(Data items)
------
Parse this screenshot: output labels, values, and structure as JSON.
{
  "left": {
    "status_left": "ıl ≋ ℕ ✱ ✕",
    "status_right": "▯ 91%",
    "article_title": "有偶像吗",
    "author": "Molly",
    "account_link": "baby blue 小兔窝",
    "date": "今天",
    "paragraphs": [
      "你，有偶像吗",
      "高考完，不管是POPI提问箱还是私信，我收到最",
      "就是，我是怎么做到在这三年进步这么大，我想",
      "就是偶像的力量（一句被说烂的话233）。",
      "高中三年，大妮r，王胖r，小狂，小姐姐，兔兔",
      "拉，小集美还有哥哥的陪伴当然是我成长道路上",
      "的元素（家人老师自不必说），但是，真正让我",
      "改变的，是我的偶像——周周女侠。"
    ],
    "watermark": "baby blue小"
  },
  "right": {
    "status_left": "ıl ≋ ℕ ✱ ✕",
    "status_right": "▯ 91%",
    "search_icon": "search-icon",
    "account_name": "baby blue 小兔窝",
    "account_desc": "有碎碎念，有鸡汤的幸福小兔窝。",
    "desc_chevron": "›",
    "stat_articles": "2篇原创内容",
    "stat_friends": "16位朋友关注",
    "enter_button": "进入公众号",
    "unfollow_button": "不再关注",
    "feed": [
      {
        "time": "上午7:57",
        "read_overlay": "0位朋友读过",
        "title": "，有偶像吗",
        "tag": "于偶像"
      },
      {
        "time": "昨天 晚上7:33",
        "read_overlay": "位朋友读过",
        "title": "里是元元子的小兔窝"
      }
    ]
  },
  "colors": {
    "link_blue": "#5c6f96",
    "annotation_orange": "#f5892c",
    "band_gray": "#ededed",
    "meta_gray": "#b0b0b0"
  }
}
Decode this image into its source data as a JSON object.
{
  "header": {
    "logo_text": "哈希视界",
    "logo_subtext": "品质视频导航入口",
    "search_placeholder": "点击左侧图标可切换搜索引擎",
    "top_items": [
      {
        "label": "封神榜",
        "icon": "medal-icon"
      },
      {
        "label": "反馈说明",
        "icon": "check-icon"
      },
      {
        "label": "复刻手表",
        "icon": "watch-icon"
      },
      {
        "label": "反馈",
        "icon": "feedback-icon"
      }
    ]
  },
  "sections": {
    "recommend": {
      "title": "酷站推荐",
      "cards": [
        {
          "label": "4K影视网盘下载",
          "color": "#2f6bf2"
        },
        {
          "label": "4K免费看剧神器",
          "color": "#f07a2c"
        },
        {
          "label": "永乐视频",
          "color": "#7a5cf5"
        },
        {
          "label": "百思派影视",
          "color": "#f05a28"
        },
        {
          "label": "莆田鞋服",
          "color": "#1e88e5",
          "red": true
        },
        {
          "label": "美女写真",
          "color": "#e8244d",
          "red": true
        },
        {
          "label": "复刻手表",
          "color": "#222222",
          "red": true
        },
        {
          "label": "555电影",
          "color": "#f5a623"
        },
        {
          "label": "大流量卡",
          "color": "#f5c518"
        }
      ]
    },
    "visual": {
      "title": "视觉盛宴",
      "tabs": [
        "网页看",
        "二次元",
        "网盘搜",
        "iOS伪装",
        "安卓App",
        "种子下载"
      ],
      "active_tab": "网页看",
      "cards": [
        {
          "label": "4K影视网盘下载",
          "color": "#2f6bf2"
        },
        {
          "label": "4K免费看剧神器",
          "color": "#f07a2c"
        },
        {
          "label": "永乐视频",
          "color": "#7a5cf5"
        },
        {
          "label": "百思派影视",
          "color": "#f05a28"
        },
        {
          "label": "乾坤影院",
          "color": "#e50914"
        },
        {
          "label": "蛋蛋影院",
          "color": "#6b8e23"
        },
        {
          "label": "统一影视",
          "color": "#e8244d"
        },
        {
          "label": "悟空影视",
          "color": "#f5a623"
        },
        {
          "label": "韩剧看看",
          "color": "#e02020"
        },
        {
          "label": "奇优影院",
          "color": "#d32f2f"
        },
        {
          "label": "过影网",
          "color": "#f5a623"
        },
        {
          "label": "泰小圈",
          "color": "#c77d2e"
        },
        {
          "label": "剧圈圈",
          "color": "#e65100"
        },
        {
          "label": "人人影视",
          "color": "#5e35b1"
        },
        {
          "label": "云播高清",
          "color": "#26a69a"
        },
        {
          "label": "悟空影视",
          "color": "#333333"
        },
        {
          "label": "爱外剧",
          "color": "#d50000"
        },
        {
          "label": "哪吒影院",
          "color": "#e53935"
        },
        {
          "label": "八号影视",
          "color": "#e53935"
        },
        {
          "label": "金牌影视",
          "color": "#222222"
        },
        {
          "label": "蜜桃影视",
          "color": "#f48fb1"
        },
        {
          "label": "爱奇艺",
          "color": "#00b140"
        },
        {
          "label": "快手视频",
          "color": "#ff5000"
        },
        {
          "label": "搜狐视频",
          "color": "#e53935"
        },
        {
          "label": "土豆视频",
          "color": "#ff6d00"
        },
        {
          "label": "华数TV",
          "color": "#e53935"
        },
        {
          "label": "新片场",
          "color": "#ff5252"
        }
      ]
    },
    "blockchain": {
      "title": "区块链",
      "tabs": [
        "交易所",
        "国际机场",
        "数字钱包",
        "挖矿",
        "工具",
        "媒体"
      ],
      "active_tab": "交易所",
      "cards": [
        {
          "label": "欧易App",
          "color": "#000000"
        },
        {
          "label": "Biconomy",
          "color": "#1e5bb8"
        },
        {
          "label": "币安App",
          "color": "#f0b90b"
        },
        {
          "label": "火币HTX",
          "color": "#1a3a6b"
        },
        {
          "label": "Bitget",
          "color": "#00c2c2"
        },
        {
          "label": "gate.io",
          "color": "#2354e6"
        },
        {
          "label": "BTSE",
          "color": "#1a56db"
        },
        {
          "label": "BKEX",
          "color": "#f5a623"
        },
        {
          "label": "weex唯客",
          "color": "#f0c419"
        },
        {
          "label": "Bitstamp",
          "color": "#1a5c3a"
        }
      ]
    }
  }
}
------
▶ _Direction_
Write out every record, exactly as written.

▶ _Written solution_
Parse this screenshot: output labels, values, and structure as JSON.
{
  "left": {
    "status_left": "ıl ≋ ℕ ✱ ✕",
    "status_right": "▯ 91%",
    "article_title": "有偶像吗",
    "author": "Molly",
    "account_link": "baby blue 小兔窝",
    "date": "今天",
    "paragraphs": [
      "你，有偶像吗",
      "高考完，不管是POPI提问箱还是私信，我收到最",
      "就是，我是怎么做到在这三年进步这么大，我想",
      "就是偶像的力量（一句被说烂的话233）。",
      "高中三年，大妮r，王胖r，小狂，小姐姐，兔兔",
      "拉，小集美还有哥哥的陪伴当然是我成长道路上",
      "的元素（家人老师自不必说），但是，真正让我",
      "改变的，是我的偶像——周周女侠。"
    ],
    "watermark": "baby blue小"
  },
  "right": {
    "status_left": "ıl ≋ ℕ ✱ ✕",
    "status_right": "▯ 91%",
    "search_icon": "search-icon",
    "account_name": "baby blue 小兔窝",
    "account_desc": "有碎碎念，有鸡汤的幸福小兔窝。",
    "desc_chevron": "›",
    "stat_articles": "2篇原创内容",
    "stat_friends": "16位朋友关注",
    "enter_button": "进入公众号",
    "unfollow_button": "不再关注",
    "feed": [
      {
        "time": "上午7:57",
        "read_overlay": "0位朋友读过",
        "title": "，有偶像吗",
        "tag": "于偶像"
      },
      {
        "time": "昨天 晚上7:33",
        "read_overlay": "位朋友读过",
        "title": "里是元元子的小兔窝"
      }
    ]
  },
  "colors": {
    "link_blue": "#5c6f96",
    "annotation_orange": "#f5892c",
    "band_gray": "#ededed",
    "meta_gray": "#b0b0b0"
  }
}
Decode this image into its source data as a JSON object.
{
  "header": {
    "logo_text": "哈希视界",
    "logo_subtext": "品质视频导航入口",
    "search_placeholder": "点击左侧图标可切换搜索引擎",
    "top_items": [
      {
        "label": "封神榜",
        "icon": "medal-icon"
      },
      {
        "label": "反馈说明",
        "icon": "check-icon"
      },
      {
        "label": "复刻手表",
        "icon": "watch-icon"
      },
      {
        "label": "反馈",
        "icon": "feedback-icon"
      }
    ]
  },
  "sections": {
    "recommend": {
      "title": "酷站推荐",
      "cards": [
        {
          "label": "4K影视网盘下载",
          "color": "#2f6bf2"
        },
        {
          "label": "4K免费看剧神器",
          "color": "#f07a2c"
        },
        {
          "label": "永乐视频",
          "color": "#7a5cf5"
        },
        {
          "label": "百思派影视",
          "color": "#f05a28"
        },
        {
          "label": "莆田鞋服",
          "color": "#1e88e5",
          "red": true
        },
        {
          "label": "美女写真",
          "color": "#e8244d",
          "red": true
        },
        {
          "label": "复刻手表",
          "color": "#222222",
          "red": true
        },
        {
          "label": "555电影",
          "color": "#f5a623"
        },
        {
          "label": "大流量卡",
          "color": "#f5c518"
        }
      ]
    },
    "visual": {
      "title": "视觉盛宴",
      "tabs": [
        "网页看",
        "二次元",
        "网盘搜",
        "iOS伪装",
        "安卓App",
        "种子下载"
      ],
      "active_tab": "网页看",
      "cards": [
        {
          "label": "4K影视网盘下载",
          "color": "#2f6bf2"
        },
        {
          "label": "4K免费看剧神器",
          "color": "#f07a2c"
        },
        {
          "label": "永乐视频",
          "color": "#7a5cf5"
        },
        {
          "label": "百思派影视",
          "color": "#f05a28"
        },
        {
          "label": "乾坤影院",
          "color": "#e50914"
        },
        {
          "label": "蛋蛋影院",
          "color": "#6b8e23"
        },
        {
          "label": "统一影视",
          "color": "#e8244d"
        },
        {
          "label": "悟空影视",
          "color": "#f5a623"
        },
        {
          "label": "韩剧看看",
          "color": "#e02020"
        },
        {
          "label": "奇优影院",
          "color": "#d32f2f"
        },
        {
          "label": "过影网",
          "color": "#f5a623"
        },
        {
          "label": "泰小圈",
          "color": "#c77d2e"
        },
        {
          "label": "剧圈圈",
          "color": "#e65100"
        },
        {
          "label": "人人影视",
          "color": "#5e35b1"
        },
        {
          "label": "云播高清",
          "color": "#26a69a"
        },
        {
          "label": "悟空影视",
          "color": "#333333"
        },
        {
          "label": "爱外剧",
          "color": "#d50000"
        },
        {
          "label": "哪吒影院",
          "color": "#e53935"
        },
        {
          "label": "八号影视",
          "color": "#e53935"
        },
        {
          "label": "金牌影视",
          "color": "#222222"
        },
        {
          "label": "蜜桃影视",
          "color": "#f48fb1"
        },
        {
          "label": "爱奇艺",
          "color": "#00b140"
        },
        {
          "label": "快手视频",
          "color": "#ff5000"
        },
        {
          "label": "搜狐视频",
          "color": "#e53935"
        },
        {
          "label": "土豆视频",
          "color": "#ff6d00"
        },
        {
          "label": "华数TV",
          "color": "#e53935"
        },
        {
          "label": "新片场",
          "color": "#ff5252"
        }
      ]
    },
    "blockchain": {
      "title": "区块链",
      "tabs": [
        "交易所",
        "国际机场",
        "数字钱包",
        "挖矿",
        "工具",
        "媒体"
      ],
      "active_tab": "交易所",
      "cards": [
        {
          "label": "欧易App",
          "color": "#000000"
        },
        {
          "label": "Biconomy",
          "color": "#1e5bb8"
        },
        {
          "label": "币安App",
          "color": "#f0b90b"
        },
        {
          "label": "火币HTX",
          "color": "#1a3a6b"
        },
        {
          "label": "Bitget",
          "color": "#00c2c2"
        },
        {
          "label": "gate.io",
          "color": "#2354e6"
        },
        {
          "label": "BTSE",
          "color": "#1a56db"
        },
        {
          "label": "BKEX",
          "color": "#f5a623"
        },
        {
          "label": "weex唯客",
          "color": "#f0c419"
        },
        {
          "label": "Bitstamp",
          "color": "#1a5c3a"
        }
      ]
    }
  }
}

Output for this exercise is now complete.